Directions
Locate every line below that contains the word "account" and copy it.

[Lines of data]
__________

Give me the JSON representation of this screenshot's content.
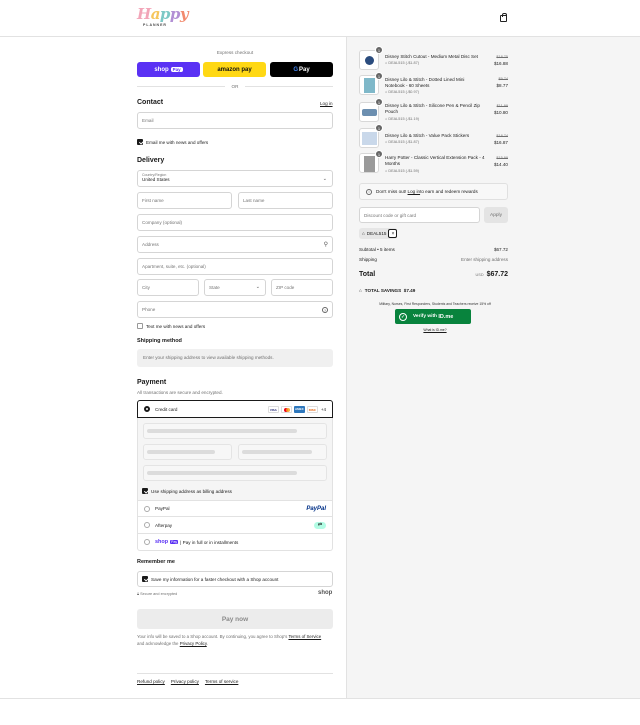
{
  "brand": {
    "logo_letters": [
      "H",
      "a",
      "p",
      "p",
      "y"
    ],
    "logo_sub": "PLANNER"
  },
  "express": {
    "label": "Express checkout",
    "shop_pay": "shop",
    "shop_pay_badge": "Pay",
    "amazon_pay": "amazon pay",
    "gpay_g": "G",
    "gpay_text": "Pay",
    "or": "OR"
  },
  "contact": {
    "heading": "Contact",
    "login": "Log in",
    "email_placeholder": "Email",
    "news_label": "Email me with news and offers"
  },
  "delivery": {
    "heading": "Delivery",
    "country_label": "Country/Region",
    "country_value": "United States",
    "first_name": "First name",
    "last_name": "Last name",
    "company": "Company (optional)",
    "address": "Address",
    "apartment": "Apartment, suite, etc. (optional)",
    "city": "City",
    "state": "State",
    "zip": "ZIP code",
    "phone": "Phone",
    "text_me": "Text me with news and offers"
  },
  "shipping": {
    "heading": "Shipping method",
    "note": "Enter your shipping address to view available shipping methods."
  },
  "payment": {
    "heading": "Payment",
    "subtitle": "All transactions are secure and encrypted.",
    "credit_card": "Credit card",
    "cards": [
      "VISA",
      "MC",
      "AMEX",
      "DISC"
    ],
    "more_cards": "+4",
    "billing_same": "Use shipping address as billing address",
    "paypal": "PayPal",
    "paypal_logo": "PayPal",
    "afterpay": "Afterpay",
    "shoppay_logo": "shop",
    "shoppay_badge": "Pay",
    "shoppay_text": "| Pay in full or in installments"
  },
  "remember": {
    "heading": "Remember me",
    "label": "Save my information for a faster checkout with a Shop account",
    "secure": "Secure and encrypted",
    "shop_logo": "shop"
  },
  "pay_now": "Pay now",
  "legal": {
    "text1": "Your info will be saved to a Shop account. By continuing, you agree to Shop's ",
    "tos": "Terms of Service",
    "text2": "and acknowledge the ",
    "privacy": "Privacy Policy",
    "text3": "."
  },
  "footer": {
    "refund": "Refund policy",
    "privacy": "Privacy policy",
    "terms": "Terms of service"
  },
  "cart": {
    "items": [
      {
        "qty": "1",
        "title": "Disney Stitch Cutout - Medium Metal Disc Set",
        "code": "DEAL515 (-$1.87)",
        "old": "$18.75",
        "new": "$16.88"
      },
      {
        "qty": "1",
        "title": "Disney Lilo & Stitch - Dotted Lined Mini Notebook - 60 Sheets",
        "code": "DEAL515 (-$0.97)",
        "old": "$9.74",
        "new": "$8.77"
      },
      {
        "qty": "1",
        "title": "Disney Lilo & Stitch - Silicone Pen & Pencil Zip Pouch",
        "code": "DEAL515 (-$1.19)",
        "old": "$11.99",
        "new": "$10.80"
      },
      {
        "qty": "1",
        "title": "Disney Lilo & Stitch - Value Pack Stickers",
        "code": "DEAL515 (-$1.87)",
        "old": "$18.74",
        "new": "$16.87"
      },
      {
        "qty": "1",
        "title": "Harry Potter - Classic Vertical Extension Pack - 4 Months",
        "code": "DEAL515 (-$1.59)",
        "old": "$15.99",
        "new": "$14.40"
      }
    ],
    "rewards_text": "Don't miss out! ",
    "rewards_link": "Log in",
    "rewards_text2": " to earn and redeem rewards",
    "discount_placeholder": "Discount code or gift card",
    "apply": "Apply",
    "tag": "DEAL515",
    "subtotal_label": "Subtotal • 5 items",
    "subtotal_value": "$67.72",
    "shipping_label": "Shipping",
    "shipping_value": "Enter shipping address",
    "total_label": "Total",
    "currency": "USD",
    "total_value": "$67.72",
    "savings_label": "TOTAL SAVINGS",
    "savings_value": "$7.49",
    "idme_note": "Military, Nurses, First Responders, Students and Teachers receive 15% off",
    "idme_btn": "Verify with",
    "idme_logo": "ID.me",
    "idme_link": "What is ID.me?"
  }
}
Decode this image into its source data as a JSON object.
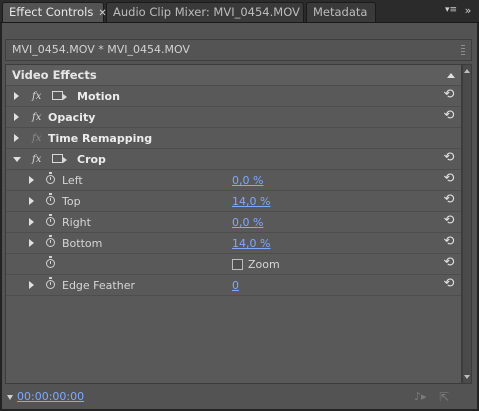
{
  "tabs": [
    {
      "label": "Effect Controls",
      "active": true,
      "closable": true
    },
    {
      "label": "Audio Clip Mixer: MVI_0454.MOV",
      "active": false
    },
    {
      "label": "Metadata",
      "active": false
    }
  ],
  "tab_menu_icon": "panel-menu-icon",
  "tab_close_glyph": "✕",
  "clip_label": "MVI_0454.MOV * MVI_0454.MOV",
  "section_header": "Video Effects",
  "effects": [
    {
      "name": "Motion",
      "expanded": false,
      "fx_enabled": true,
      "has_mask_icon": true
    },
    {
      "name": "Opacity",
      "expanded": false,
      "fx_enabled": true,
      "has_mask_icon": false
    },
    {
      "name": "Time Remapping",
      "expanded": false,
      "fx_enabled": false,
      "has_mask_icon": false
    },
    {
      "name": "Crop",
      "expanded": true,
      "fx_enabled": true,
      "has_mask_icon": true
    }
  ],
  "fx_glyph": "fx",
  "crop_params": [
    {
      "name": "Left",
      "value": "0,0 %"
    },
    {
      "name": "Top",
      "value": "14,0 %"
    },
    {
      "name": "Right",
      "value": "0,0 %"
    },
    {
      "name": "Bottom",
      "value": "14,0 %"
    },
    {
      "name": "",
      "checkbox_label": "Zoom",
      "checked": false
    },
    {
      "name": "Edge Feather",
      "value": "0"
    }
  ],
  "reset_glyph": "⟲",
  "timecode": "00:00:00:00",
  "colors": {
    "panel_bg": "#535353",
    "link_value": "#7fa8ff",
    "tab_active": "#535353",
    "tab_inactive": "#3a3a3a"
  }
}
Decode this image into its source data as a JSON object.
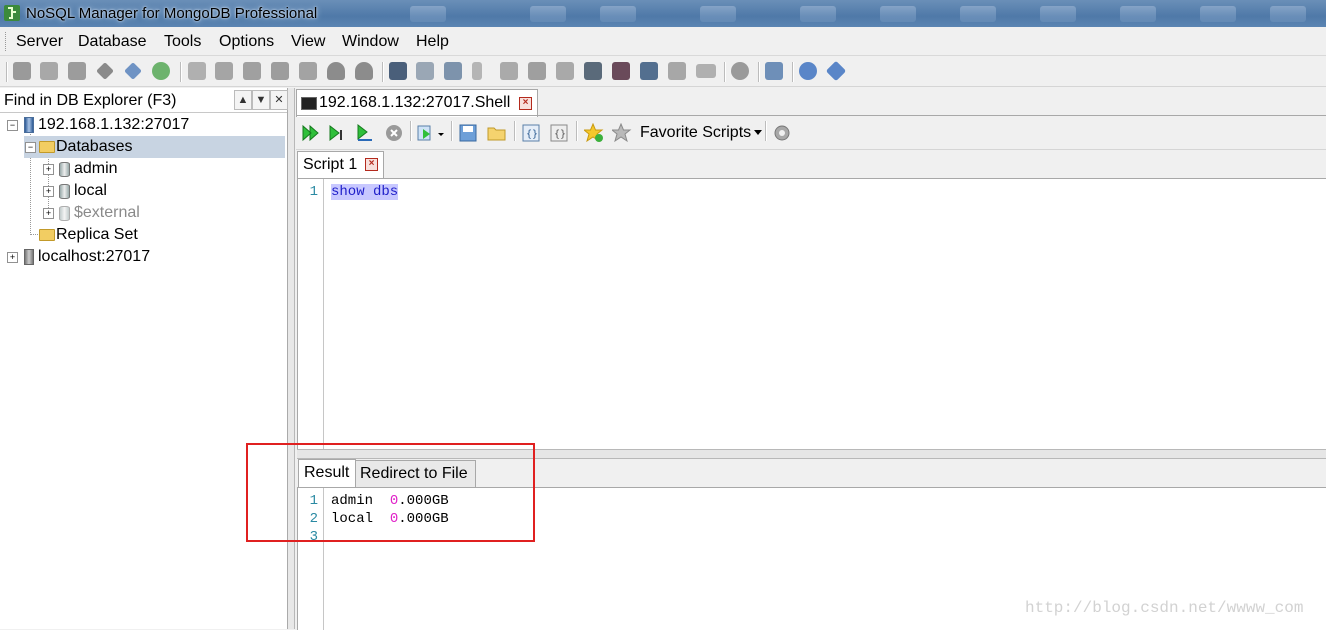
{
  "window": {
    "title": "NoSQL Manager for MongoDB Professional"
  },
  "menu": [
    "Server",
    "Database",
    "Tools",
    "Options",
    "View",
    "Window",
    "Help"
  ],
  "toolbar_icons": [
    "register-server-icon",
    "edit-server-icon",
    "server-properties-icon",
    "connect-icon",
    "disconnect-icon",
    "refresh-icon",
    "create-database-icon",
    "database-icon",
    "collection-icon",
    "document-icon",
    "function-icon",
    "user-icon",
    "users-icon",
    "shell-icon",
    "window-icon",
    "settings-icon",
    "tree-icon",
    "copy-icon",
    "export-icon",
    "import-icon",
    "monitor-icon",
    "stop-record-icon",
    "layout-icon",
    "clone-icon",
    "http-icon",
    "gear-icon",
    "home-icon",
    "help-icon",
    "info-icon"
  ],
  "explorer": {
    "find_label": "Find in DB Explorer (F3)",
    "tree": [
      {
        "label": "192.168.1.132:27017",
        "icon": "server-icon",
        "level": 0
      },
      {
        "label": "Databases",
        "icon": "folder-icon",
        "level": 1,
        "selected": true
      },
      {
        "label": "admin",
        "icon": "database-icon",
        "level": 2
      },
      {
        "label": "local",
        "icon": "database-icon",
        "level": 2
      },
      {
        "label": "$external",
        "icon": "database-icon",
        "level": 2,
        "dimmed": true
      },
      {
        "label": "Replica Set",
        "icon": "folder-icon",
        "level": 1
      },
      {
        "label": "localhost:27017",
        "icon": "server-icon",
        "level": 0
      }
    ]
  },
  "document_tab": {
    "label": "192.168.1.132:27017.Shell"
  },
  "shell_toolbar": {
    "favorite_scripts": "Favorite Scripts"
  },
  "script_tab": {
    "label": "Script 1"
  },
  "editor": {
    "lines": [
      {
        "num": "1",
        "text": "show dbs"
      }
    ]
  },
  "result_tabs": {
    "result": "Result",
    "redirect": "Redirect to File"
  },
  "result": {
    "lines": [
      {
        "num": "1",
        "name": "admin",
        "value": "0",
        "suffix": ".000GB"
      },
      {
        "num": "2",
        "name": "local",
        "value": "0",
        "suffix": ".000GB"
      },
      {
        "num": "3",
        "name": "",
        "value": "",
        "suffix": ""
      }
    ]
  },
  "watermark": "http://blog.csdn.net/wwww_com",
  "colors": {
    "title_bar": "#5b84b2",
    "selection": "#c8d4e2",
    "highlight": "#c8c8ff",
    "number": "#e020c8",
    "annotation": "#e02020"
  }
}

__________

Output
    "label": "Save my information for a faster checkout with a Shop account",
    "text1": "Your info will be saved to a Shop account. By continuing, you agree to Shop's ",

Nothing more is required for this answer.